課題一覧 ▸
1. 木曽町の本文のうち、「中山道という戦略的地の利もあ」から始まり「から他の場所へ移動している。」で終わる部分をそのまま書き写してください。
2. 木曽町の本文によれば、木曽町はなぜ旅行者が時々足を伸ばすだけの観光地に変わったのか。1〜3文で説明せよ。

木曽町役場本庁舎
中部地方木曽町, 2017
名声
長野県の山あいにある小さな町、木曽は、江戸時代に京と江戸を結ぶ道として栄えた五街道の一つ、中山道六十九次の中で最も有名な宿場といえよう。
中山道という戦略的地の利もあり、木曽は、国内有数の木材の産地として名をとどろかせてきた。奈良の春日大社や笑意軒、あるいは桂離宮の月波楼などの建築においても、木曽の木が屋根材として使われてきた。
忘却
かつて江戸と京都を結ぶ要所だった木曽町だが、20世紀の交通改革により、旅行者が時々足を伸ばすだけの観光地に変わった。今も列車の通過点ではあるが在来線のみで、東京と京都を結ぶ主要幹線は随分前から他の場所へ移動している。

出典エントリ

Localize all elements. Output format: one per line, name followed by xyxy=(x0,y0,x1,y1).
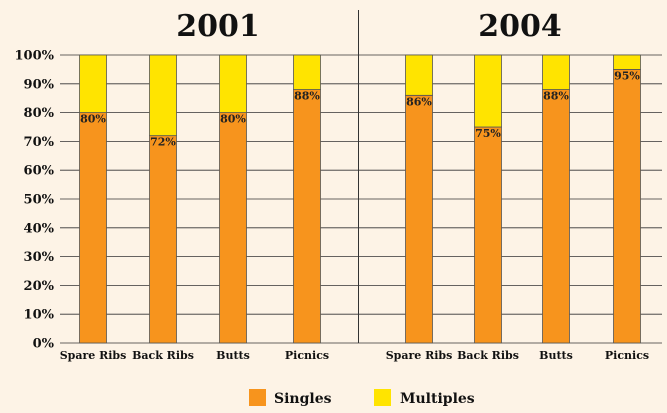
bar-singles xyxy=(293,89,321,344)
data-label: 75% xyxy=(475,127,501,140)
x-tick-label: Spare Ribs xyxy=(60,349,127,362)
data-label: 80% xyxy=(220,113,246,126)
x-tick-label: Back Ribs xyxy=(457,349,519,362)
x-tick-label: Picnics xyxy=(605,349,649,362)
x-tick-label: Butts xyxy=(539,349,573,362)
y-tick-label: 10% xyxy=(24,308,55,323)
bar-singles xyxy=(405,94,433,344)
bar-multiples xyxy=(219,54,247,113)
bar-multiples xyxy=(405,54,433,96)
y-tick-label: 50% xyxy=(24,193,55,208)
x-tick-label: Picnics xyxy=(285,349,329,362)
data-label: 72% xyxy=(150,136,176,149)
y-tick-label: 100% xyxy=(15,49,55,64)
y-tick-label: 60% xyxy=(24,164,55,179)
y-tick-label: 0% xyxy=(33,337,55,352)
legend-swatch-singles xyxy=(249,389,266,406)
x-tick-label: Spare Ribs xyxy=(386,349,453,362)
y-tick-label: 90% xyxy=(24,77,55,92)
legend-label: Singles xyxy=(274,391,332,407)
y-tick-label: 30% xyxy=(24,250,55,265)
bar-singles xyxy=(542,89,570,344)
data-label: 88% xyxy=(543,90,569,103)
y-tick-label: 80% xyxy=(24,106,55,121)
y-tick-label: 70% xyxy=(24,135,55,150)
x-tick-label: Back Ribs xyxy=(132,349,194,362)
y-tick-label: 20% xyxy=(24,279,55,294)
bar-multiples xyxy=(542,54,570,90)
data-label: 88% xyxy=(294,90,320,103)
bar-multiples xyxy=(613,54,641,70)
bar-singles xyxy=(149,135,177,344)
bar-multiples xyxy=(474,54,502,128)
bar-multiples xyxy=(293,54,321,90)
bar-singles xyxy=(474,126,502,344)
bar-multiples xyxy=(79,54,107,113)
bar-singles xyxy=(613,69,641,344)
bar-singles xyxy=(219,112,247,344)
panel-title: 2004 xyxy=(478,9,562,44)
x-tick-label: Butts xyxy=(216,349,250,362)
legend-swatch-multiples xyxy=(374,389,391,406)
y-tick-label: 40% xyxy=(24,221,55,236)
bar-singles xyxy=(79,112,107,344)
data-label: 80% xyxy=(80,113,106,126)
panel-title: 2001 xyxy=(176,9,260,44)
data-label: 95% xyxy=(614,69,640,82)
bar-multiples xyxy=(149,54,177,137)
data-label: 86% xyxy=(406,95,432,108)
legend-label: Multiples xyxy=(400,391,475,407)
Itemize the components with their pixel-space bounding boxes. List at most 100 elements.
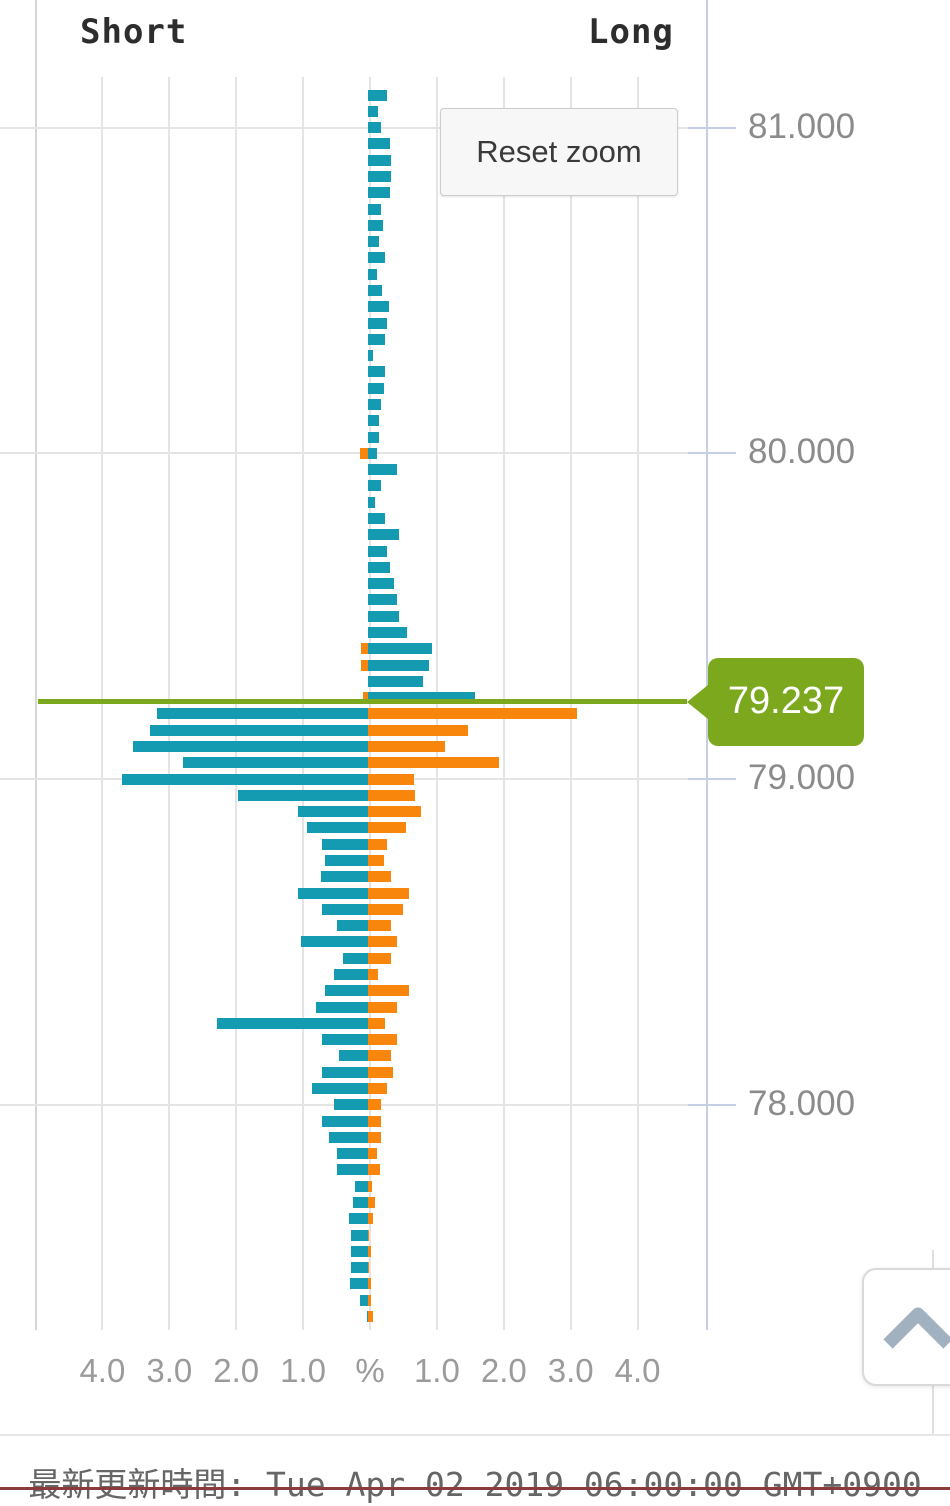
position-bar-long: [368, 1148, 377, 1160]
position-bar-long: [368, 838, 388, 850]
position-bar-short: [237, 789, 368, 801]
price-axis-tick: [688, 1103, 736, 1106]
position-bar-long: [368, 985, 409, 997]
x-axis-label: %: [355, 1352, 385, 1389]
current-price-label: 79.237: [708, 657, 864, 746]
position-bar-short: [361, 659, 368, 671]
position-bar-long: [368, 1164, 381, 1176]
current-price-label-arrow: [687, 684, 708, 719]
position-bar-long: [368, 692, 476, 704]
position-bar-long: [368, 610, 399, 622]
long-side-title: Long: [588, 12, 674, 52]
position-bar-long: [368, 333, 386, 345]
position-bar-long: [368, 594, 397, 606]
price-axis-line: [706, 0, 708, 1330]
position-bar-short: [121, 773, 368, 785]
price-axis-label: 81.000: [748, 106, 856, 146]
reset-zoom-button[interactable]: Reset zoom: [440, 108, 678, 196]
position-bar-short: [217, 1017, 368, 1029]
position-bar-short: [350, 1245, 368, 1257]
position-bar-short: [348, 1213, 368, 1225]
position-bar-short: [320, 871, 368, 883]
price-axis-label: 78.000: [748, 1083, 856, 1123]
price-axis-label: 80.000: [748, 432, 856, 472]
position-bar-long: [368, 285, 383, 296]
position-bar-short: [359, 1294, 368, 1306]
position-bar-long: [368, 1050, 392, 1062]
position-bar-short: [301, 936, 368, 948]
position-bar-long: [368, 382, 385, 394]
position-bar-short: [325, 854, 368, 866]
position-bar-long: [368, 252, 385, 264]
position-bar-long: [368, 301, 390, 313]
price-axis-label: 79.000: [748, 758, 856, 797]
position-bar-short: [298, 806, 368, 818]
position-bar-long: [368, 1131, 381, 1143]
position-bar-long: [368, 773, 415, 785]
position-bar-long: [368, 203, 381, 215]
position-bar-long: [368, 871, 391, 883]
position-bar-short: [321, 1066, 368, 1078]
current-price-line: [38, 699, 687, 705]
position-bar-long: [368, 806, 421, 818]
short-side-title: Short: [80, 12, 188, 52]
position-bar-long: [368, 708, 577, 720]
position-bar-long: [368, 545, 388, 557]
position-bar-long: [368, 447, 378, 459]
position-bar-long: [368, 561, 391, 573]
position-bar-short: [132, 740, 368, 752]
x-axis-label: 1.0: [413, 1352, 460, 1389]
position-bar-long: [368, 1229, 370, 1241]
position-bar-short: [321, 903, 368, 915]
x-axis-label: 3.0: [146, 1352, 193, 1389]
x-axis-label: 4.0: [79, 1352, 126, 1389]
position-bar-long: [368, 1180, 372, 1192]
position-bar-long: [368, 366, 386, 378]
position-bar-long: [368, 122, 381, 134]
current-price-value: 79.237: [727, 680, 845, 723]
position-bar-short: [325, 985, 368, 997]
position-bar-long: [368, 219, 384, 231]
position-bar-long: [368, 1034, 398, 1046]
position-bar-long: [368, 887, 409, 899]
plot-left-border: [35, 0, 37, 1330]
position-bar-long: [368, 1262, 370, 1273]
position-bar-long: [368, 789, 416, 801]
position-bar-long: [368, 1213, 374, 1225]
position-bar-long: [368, 415, 379, 427]
position-bar-short: [328, 1131, 368, 1143]
position-bar-long: [368, 952, 391, 964]
position-bar-short: [312, 1082, 368, 1094]
x-axis-label: 1.0: [280, 1352, 327, 1389]
position-bar-short: [307, 822, 368, 834]
position-bar-long: [368, 757, 500, 769]
position-bar-long: [368, 350, 373, 362]
position-bar-long: [368, 659, 429, 671]
position-bar-long: [368, 936, 397, 948]
position-bar-long: [368, 496, 375, 508]
position-bar-long: [368, 317, 388, 329]
position-bar-short: [337, 1148, 368, 1160]
position-bar-short: [297, 887, 368, 899]
position-bar-long: [368, 171, 391, 182]
gridline-horizontal: [0, 126, 706, 129]
position-bar-short: [333, 968, 368, 980]
position-bar-long: [368, 480, 382, 492]
position-bar-long: [368, 464, 397, 476]
position-bar-long: [368, 903, 403, 915]
position-bar-long: [368, 1001, 397, 1013]
position-bar-long: [368, 268, 377, 280]
position-bar-short: [352, 1196, 368, 1208]
position-bar-long: [368, 854, 385, 866]
position-bar-short: [339, 1050, 368, 1062]
position-bar-short: [321, 1034, 368, 1046]
position-bar-short: [333, 1099, 368, 1111]
chart-bottom-divider: [0, 1434, 950, 1436]
position-bar-short: [183, 757, 368, 769]
scroll-to-top-button[interactable]: [862, 1268, 950, 1386]
position-bar-long: [368, 154, 391, 166]
position-bar-long: [368, 1245, 372, 1257]
price-axis-tick: [688, 126, 736, 129]
position-bar-long: [368, 138, 391, 150]
position-bar-long: [368, 89, 387, 101]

解答 ▸
1.
中山道という戦略的地の利もあり、木曽は、国内有数の木材の産地として名をとどろかせてきた。奈良の春日大社や笑意軒、あるいは桂離宮の月波楼などの建築においても、木曽の木が屋根材として使われてきた。
忘却
かつて江戸と京都を結ぶ要所だった木曽町だが、20世紀の交通改革により、旅行者が時々足を伸ばすだけの観光地に変わった。今も列車の通過点ではあるが在来線のみで、東京と京都を結ぶ主要幹線は随分前から他の場所へ移動している。

2. 20世紀の交通改革によって、かつて江戸と京都を結ぶ要所だった木曽町は、旅行者が時々足を伸ばすだけの観光地に変わった。今も列車の通過点ではあるが在来線のみで、東京と京都を結ぶ主要幹線は随分前から他の場所へ移動している。